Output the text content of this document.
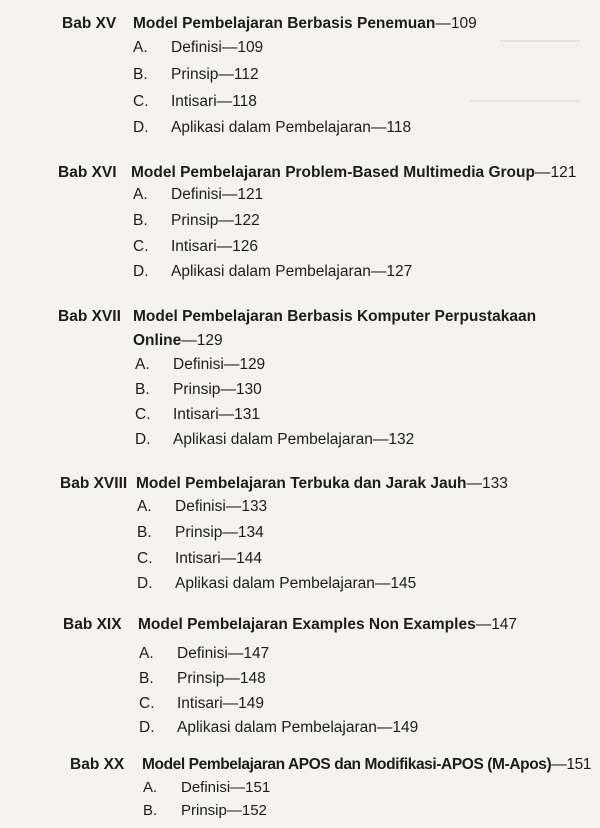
Bab XV Model Pembelajaran Berbasis Penemuan—109
A. Definisi—109
B. Prinsip—112
C. Intisari—118
D. Aplikasi dalam Pembelajaran—118
Bab XVI Model Pembelajaran Problem-Based Multimedia Group—121
A. Definisi—121
B. Prinsip—122
C. Intisari—126
D. Aplikasi dalam Pembelajaran—127
Bab XVII Model Pembelajaran Berbasis Komputer Perpustakaan
Online—129
A. Definisi—129
B. Prinsip—130
C. Intisari—131
D. Aplikasi dalam Pembelajaran—132
Bab XVIII Model Pembelajaran Terbuka dan Jarak Jauh—133
A. Definisi—133
B. Prinsip—134
C. Intisari—144
D. Aplikasi dalam Pembelajaran—145
Bab XIX Model Pembelajaran Examples Non Examples—147
A. Definisi—147
B. Prinsip—148
C. Intisari—149
D. Aplikasi dalam Pembelajaran—149
Bab XX Model Pembelajaran APOS dan Modifikasi-APOS (M-Apos)—151
A. Definisi—151
B. Prinsip—152
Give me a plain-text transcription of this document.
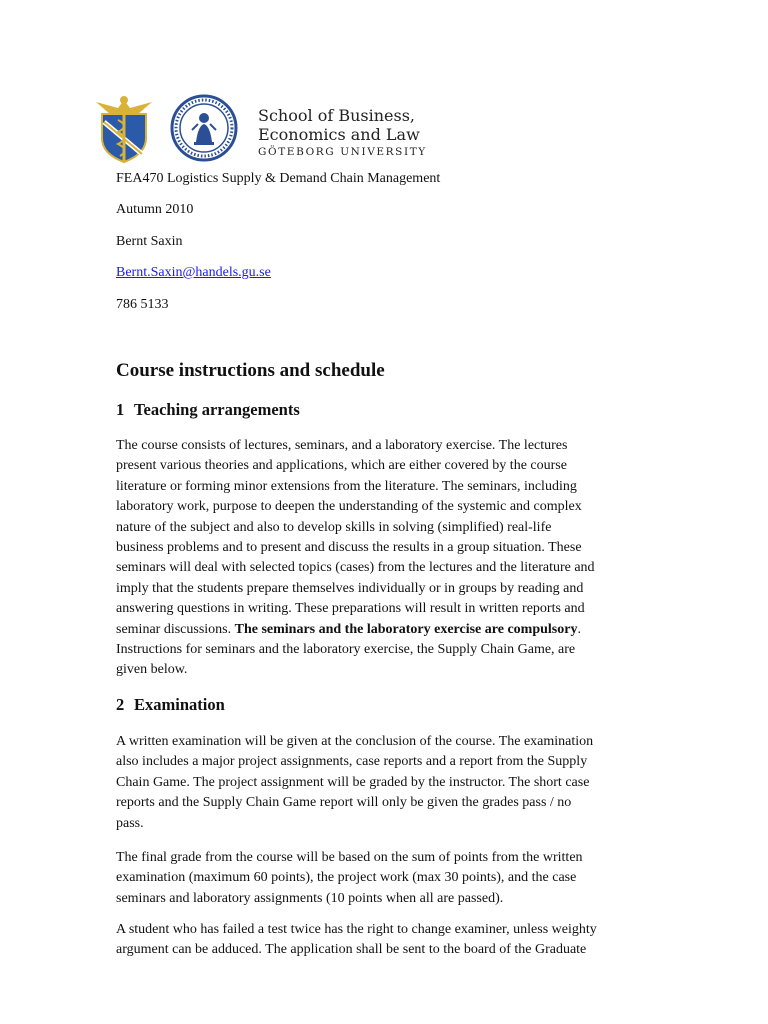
School of Business,
Economics and Law
GÖTEBORG UNIVERSITY
FEA470 Logistics Supply & Demand Chain Management
Autumn 2010
Bernt Saxin
Bernt.Saxin@handels.gu.se
786 5133
Course instructions and schedule
1 Teaching arrangements
The course consists of lectures, seminars, and a laboratory exercise. The lectures
present various theories and applications, which are either covered by the course
literature or forming minor extensions from the literature. The seminars, including
laboratory work, purpose to deepen the understanding of the systemic and complex
nature of the subject and also to develop skills in solving (simplified) real-life
business problems and to present and discuss the results in a group situation. These
seminars will deal with selected topics (cases) from the lectures and the literature and
imply that the students prepare themselves individually or in groups by reading and
answering questions in writing. These preparations will result in written reports and
seminar discussions. The seminars and the laboratory exercise are compulsory.
Instructions for seminars and the laboratory exercise, the Supply Chain Game, are
given below.
2 Examination
A written examination will be given at the conclusion of the course. The examination
also includes a major project assignments, case reports and a report from the Supply
Chain Game. The project assignment will be graded by the instructor. The short case
reports and the Supply Chain Game report will only be given the grades pass / no
pass.
The final grade from the course will be based on the sum of points from the written
examination (maximum 60 points), the project work (max 30 points), and the case
seminars and laboratory assignments (10 points when all are passed).
A student who has failed a test twice has the right to change examiner, unless weighty
argument can be adduced. The application shall be sent to the board of the Graduate
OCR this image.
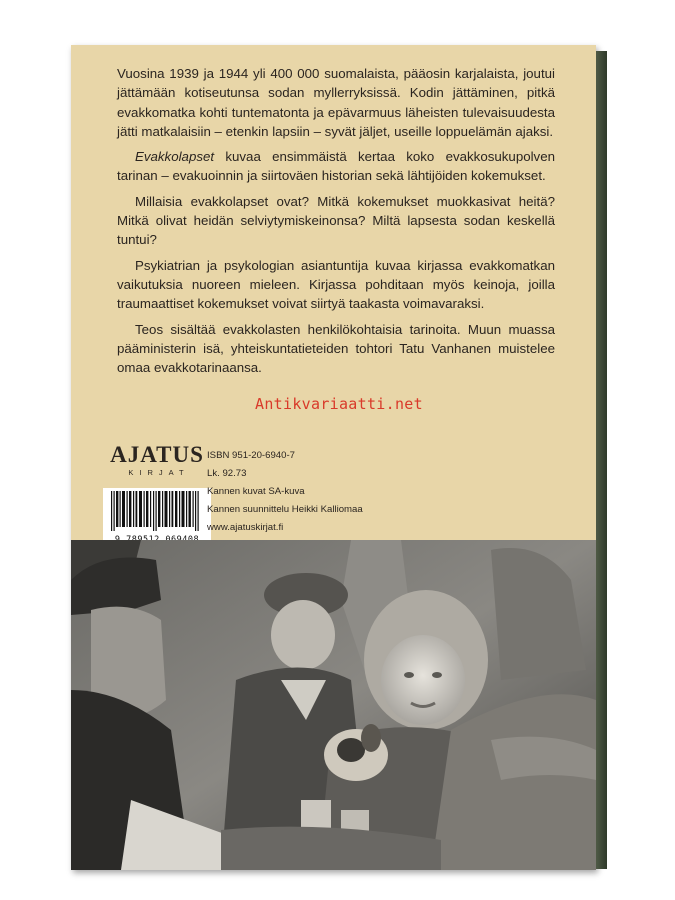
Vuosina 1939 ja 1944 yli 400 000 suomalaista, pääosin karjalaista, joutui jättämään kotiseutunsa sodan myllerryksissä. Kodin jättäminen, pitkä evakkomatka kohti tuntematonta ja epävarmuus läheisten tulevaisuudesta jätti matkalaisiin – etenkin lapsiin – syvät jäljet, useille loppuelämän ajaksi.

Evakkolapset kuvaa ensimmäistä kertaa koko evakkosukupolven tarinan – evakuoinnin ja siirtoväen historian sekä lähtijöiden kokemukset.

Millaisia evakkolapset ovat? Mitkä kokemukset muokkasivat heitä? Mitkä olivat heidän selviytymiskeinonsa? Miltä lapsesta sodan keskellä tuntui?

Psykiatrian ja psykologian asiantuntija kuvaa kirjassa evakkomatkan vaikutuksia nuoreen mieleen. Kirjassa pohditaan myös keinoja, joilla traumaattiset kokemukset voivat siirtyä taakasta voimavaraksi.

Teos sisältää evakkolasten henkilökohtaisia tarinoita. Muun muassa pääministerin isä, yhteiskuntatieteiden tohtori Tatu Vanhanen muistelee omaa evakkotarinaansa.

Antikvariaatti.net
AJATUS
KIRJAT
ISBN 951-20-6940-7
Lk. 92.73
Kannen kuvat SA-kuva
Kannen suunnittelu Heikki Kalliomaa
www.ajatuskirjat.fi
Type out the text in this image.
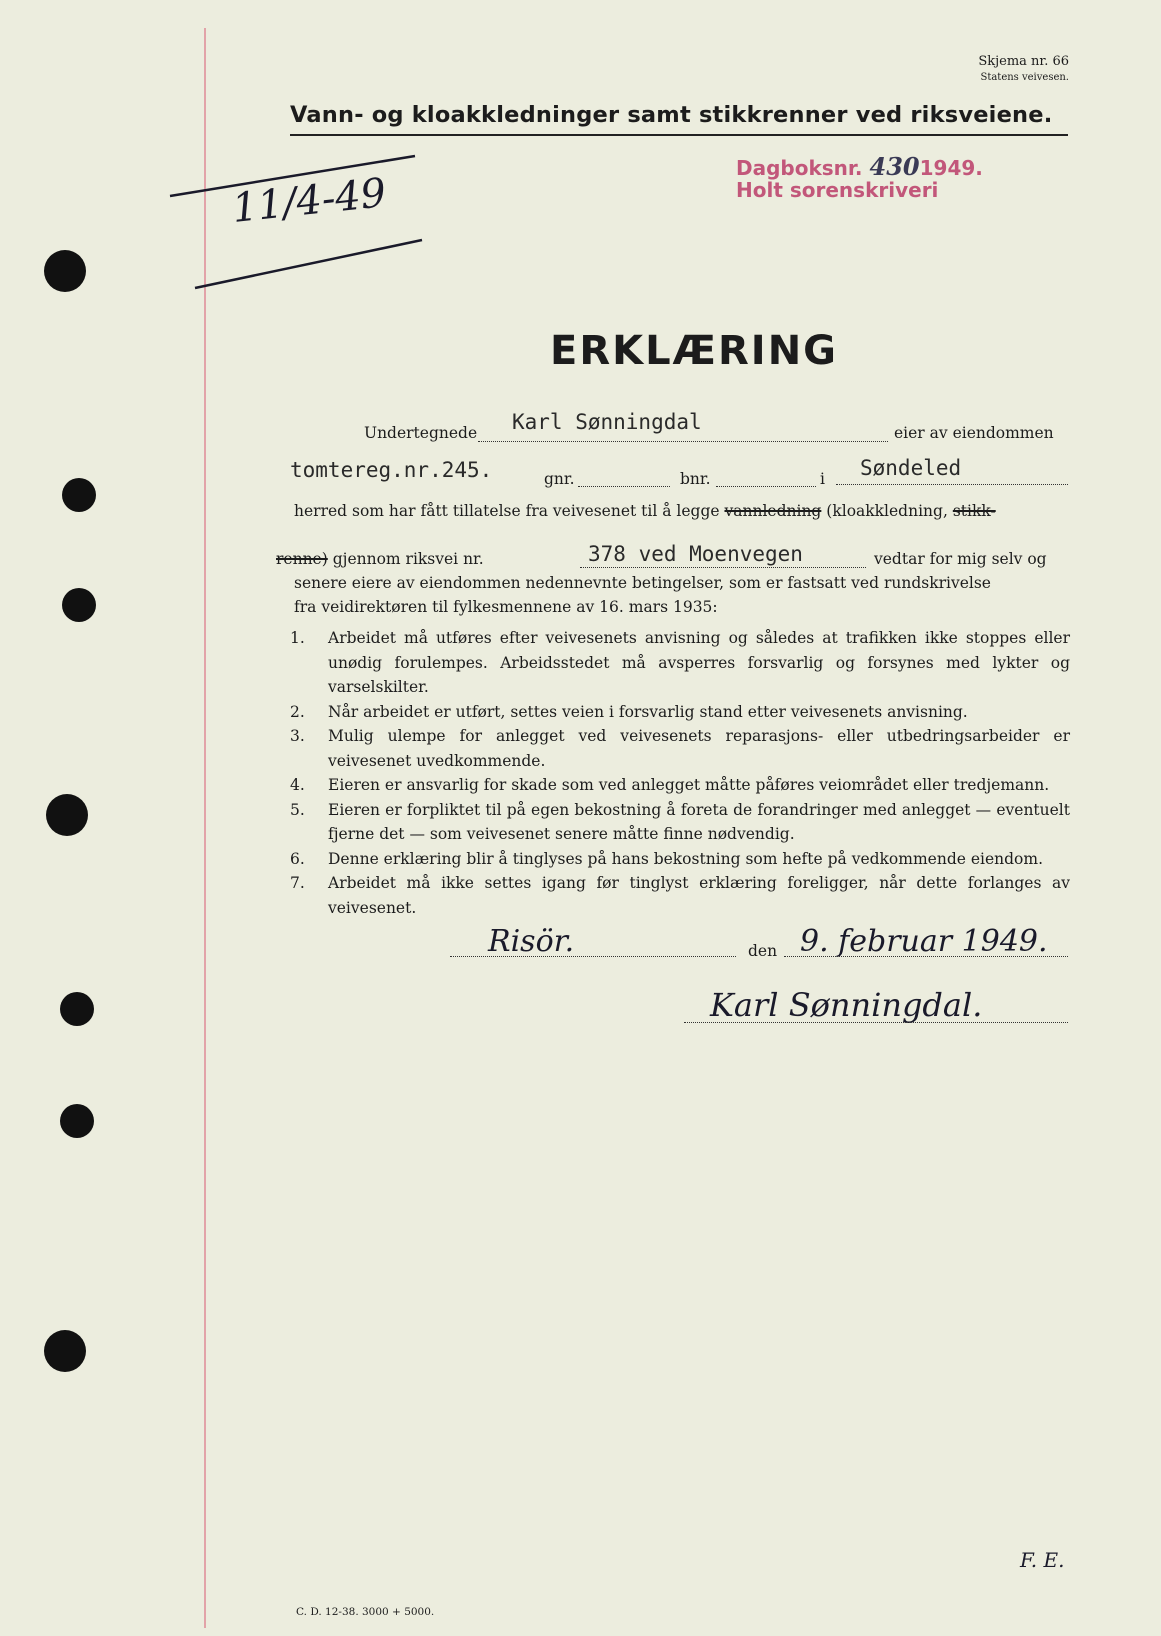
Skjema nr. 66
Statens veivesen.
Vann- og kloakkledninger samt stikkrenner ved riksveiene.
Dagboksnr. 4301949.
Holt sorenskriveri
11/4-49
ERKLÆRING
Undertegnede Karl Sønningdal	eier av eiendommen
tomtereg.nr.245.	gnr.	bnr.	i Søndeled
herred som har fått tillatelse fra veivesenet til å legge vannledning (kloakkledning, stikk-
renne) gjennom riksvei nr.	378 ved Moenvegen	vedtar for mig selv og
senere eiere av eiendommen nedennevnte betingelser, som er fastsatt ved rundskrivelse
fra veidirektøren til fylkesmennene av 16. mars 1935:
1.	Arbeidet må utføres efter veivesenets anvisning og således at trafikken ikke stoppes eller unødig forulempes. Arbeidsstedet må avsperres forsvarlig og forsynes med lykter og varselskilter.
2.	Når arbeidet er utført, settes veien i forsvarlig stand etter veivesenets anvisning.
3.	Mulig ulempe for anlegget ved veivesenets reparasjons- eller utbedringsarbeider er veivesenet uvedkommende.
4.	Eieren er ansvarlig for skade som ved anlegget måtte påføres veiområdet eller tredjemann.
5.	Eieren er forpliktet til på egen bekostning å foreta de forandringer med anlegget — eventuelt fjerne det — som veivesenet senere måtte finne nødvendig.
6.	Denne erklæring blir å tinglyses på hans bekostning som hefte på vedkommende eiendom.
7.	Arbeidet må ikke settes igang før tinglyst erklæring foreligger, når dette forlanges av veivesenet.
Risör.	den 9. februar 1949.
Karl Sønningdal.
F. E.
C. D. 12-38. 3000 + 5000.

━━━━━━━━

Prompt >> Return the listing above in full and without alteration, excluding its pictures.

Result for this exercise >>
Output the text content of this document.
Bab XV Model Pembelajaran Berbasis Penemuan—109
A. Definisi—109
B. Prinsip—112
C. Intisari—118
D. Aplikasi dalam Pembelajaran—118
Bab XVI Model Pembelajaran Problem-Based Multimedia Group—121
A. Definisi—121
B. Prinsip—122
C. Intisari—126
D. Aplikasi dalam Pembelajaran—127
Bab XVII Model Pembelajaran Berbasis Komputer Perpustakaan
Online—129
A. Definisi—129
B. Prinsip—130
C. Intisari—131
D. Aplikasi dalam Pembelajaran—132
Bab XVIII Model Pembelajaran Terbuka dan Jarak Jauh—133
A. Definisi—133
B. Prinsip—134
C. Intisari—144
D. Aplikasi dalam Pembelajaran—145
Bab XIX Model Pembelajaran Examples Non Examples—147
A. Definisi—147
B. Prinsip—148
C. Intisari—149
D. Aplikasi dalam Pembelajaran—149
Bab XX Model Pembelajaran APOS dan Modifikasi-APOS (M-Apos)—151
A. Definisi—151
B. Prinsip—152
Give me a plain-text transcription of this document.
School of Business,
Economics and Law
GÖTEBORG UNIVERSITY
FEA470 Logistics Supply & Demand Chain Management
Autumn 2010
Bernt Saxin
Bernt.Saxin@handels.gu.se
786 5133
Course instructions and schedule
1 Teaching arrangements
The course consists of lectures, seminars, and a laboratory exercise. The lectures
present various theories and applications, which are either covered by the course
literature or forming minor extensions from the literature. The seminars, including
laboratory work, purpose to deepen the understanding of the systemic and complex
nature of the subject and also to develop skills in solving (simplified) real-life
business problems and to present and discuss the results in a group situation. These
seminars will deal with selected topics (cases) from the lectures and the literature and
imply that the students prepare themselves individually or in groups by reading and
answering questions in writing. These preparations will result in written reports and
seminar discussions. The seminars and the laboratory exercise are compulsory.
Instructions for seminars and the laboratory exercise, the Supply Chain Game, are
given below.
2 Examination
A written examination will be given at the conclusion of the course. The examination
also includes a major project assignments, case reports and a report from the Supply
Chain Game. The project assignment will be graded by the instructor. The short case
reports and the Supply Chain Game report will only be given the grades pass / no
pass.
The final grade from the course will be based on the sum of points from the written
examination (maximum 60 points), the project work (max 30 points), and the case
seminars and laboratory assignments (10 points when all are passed).
A student who has failed a test twice has the right to change examiner, unless weighty
argument can be adduced. The application shall be sent to the board of the Graduate
OCR this image.
Vuosina 1939 ja 1944 yli 400 000 suomalaista, pääosin karjalaista, joutui jättämään kotiseutunsa sodan myllerryksissä. Kodin jättäminen, pitkä evakkomatka kohti tuntematonta ja epävarmuus läheisten tulevaisuudesta jätti matkalaisiin – etenkin lapsiin – syvät jäljet, useille loppuelämän ajaksi.

Evakkolapset kuvaa ensimmäistä kertaa koko evakkosukupolven tarinan – evakuoinnin ja siirtoväen historian sekä lähtijöiden kokemukset.

Millaisia evakkolapset ovat? Mitkä kokemukset muokkasivat heitä? Mitkä olivat heidän selviytymiskeinonsa? Miltä lapsesta sodan keskellä tuntui?

Psykiatrian ja psykologian asiantuntija kuvaa kirjassa evakkomatkan vaikutuksia nuoreen mieleen. Kirjassa pohditaan myös keinoja, joilla traumaattiset kokemukset voivat siirtyä taakasta voimavaraksi.

Teos sisältää evakkolasten henkilökohtaisia tarinoita. Muun muassa pääministerin isä, yhteiskuntatieteiden tohtori Tatu Vanhanen muistelee omaa evakkotarinaansa.

Antikvariaatti.net
AJATUS
KIRJAT
ISBN 951-20-6940-7
Lk. 92.73
Kannen kuvat SA-kuva
Kannen suunnittelu Heikki Kalliomaa
www.ajatuskirjat.fi
Type out the text in this image.
Skjema nr. 66
Statens veivesen.
Vann- og kloakkledninger samt stikkrenner ved riksveiene.
Dagboksnr. 4301949.
Holt sorenskriveri
11/4-49
ERKLÆRING
Undertegnede Karl Sønningdal	eier av eiendommen
tomtereg.nr.245.	gnr.	bnr.	i Søndeled
herred som har fått tillatelse fra veivesenet til å legge vannledning (kloakkledning, stikk-
renne) gjennom riksvei nr.	378 ved Moenvegen	vedtar for mig selv og
senere eiere av eiendommen nedennevnte betingelser, som er fastsatt ved rundskrivelse
fra veidirektøren til fylkesmennene av 16. mars 1935:
1.	Arbeidet må utføres efter veivesenets anvisning og således at trafikken ikke stoppes eller unødig forulempes. Arbeidsstedet må avsperres forsvarlig og forsynes med lykter og varselskilter.
2.	Når arbeidet er utført, settes veien i forsvarlig stand etter veivesenets anvisning.
3.	Mulig ulempe for anlegget ved veivesenets reparasjons- eller utbedringsarbeider er veivesenet uvedkommende.
4.	Eieren er ansvarlig for skade som ved anlegget måtte påføres veiområdet eller tredjemann.
5.	Eieren er forpliktet til på egen bekostning å foreta de forandringer med anlegget — eventuelt fjerne det — som veivesenet senere måtte finne nødvendig.
6.	Denne erklæring blir å tinglyses på hans bekostning som hefte på vedkommende eiendom.
7.	Arbeidet må ikke settes igang før tinglyst erklæring foreligger, når dette forlanges av veivesenet.
Risör.	den 9. februar 1949.
Karl Sønningdal.
F. E.
C. D. 12-38. 3000 + 5000.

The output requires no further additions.